# [Material provided]

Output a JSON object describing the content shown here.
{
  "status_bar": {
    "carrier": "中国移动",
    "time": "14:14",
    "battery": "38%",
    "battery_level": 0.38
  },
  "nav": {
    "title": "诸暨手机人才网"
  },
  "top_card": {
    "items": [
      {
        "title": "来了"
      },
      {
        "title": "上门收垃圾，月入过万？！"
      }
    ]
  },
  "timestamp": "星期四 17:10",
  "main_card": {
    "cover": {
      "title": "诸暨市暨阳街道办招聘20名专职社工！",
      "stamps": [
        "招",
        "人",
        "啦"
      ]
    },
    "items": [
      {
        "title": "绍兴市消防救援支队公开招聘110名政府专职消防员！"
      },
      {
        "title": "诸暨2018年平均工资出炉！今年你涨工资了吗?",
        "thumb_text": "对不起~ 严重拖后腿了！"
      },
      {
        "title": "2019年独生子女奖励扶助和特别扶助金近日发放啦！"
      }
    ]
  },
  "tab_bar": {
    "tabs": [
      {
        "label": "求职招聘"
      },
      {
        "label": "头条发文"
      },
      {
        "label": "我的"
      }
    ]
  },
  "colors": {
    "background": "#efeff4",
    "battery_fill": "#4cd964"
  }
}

# [Task statement]
Restate the whole of the material exactly.

# [Answer for the task]
Output a JSON object describing the content shown here.
{
  "status_bar": {
    "carrier": "中国移动",
    "time": "14:14",
    "battery": "38%",
    "battery_level": 0.38
  },
  "nav": {
    "title": "诸暨手机人才网"
  },
  "top_card": {
    "items": [
      {
        "title": "来了"
      },
      {
        "title": "上门收垃圾，月入过万？！"
      }
    ]
  },
  "timestamp": "星期四 17:10",
  "main_card": {
    "cover": {
      "title": "诸暨市暨阳街道办招聘20名专职社工！",
      "stamps": [
        "招",
        "人",
        "啦"
      ]
    },
    "items": [
      {
        "title": "绍兴市消防救援支队公开招聘110名政府专职消防员！"
      },
      {
        "title": "诸暨2018年平均工资出炉！今年你涨工资了吗?",
        "thumb_text": "对不起~ 严重拖后腿了！"
      },
      {
        "title": "2019年独生子女奖励扶助和特别扶助金近日发放啦！"
      }
    ]
  },
  "tab_bar": {
    "tabs": [
      {
        "label": "求职招聘"
      },
      {
        "label": "头条发文"
      },
      {
        "label": "我的"
      }
    ]
  },
  "colors": {
    "background": "#efeff4",
    "battery_fill": "#4cd964"
  }
}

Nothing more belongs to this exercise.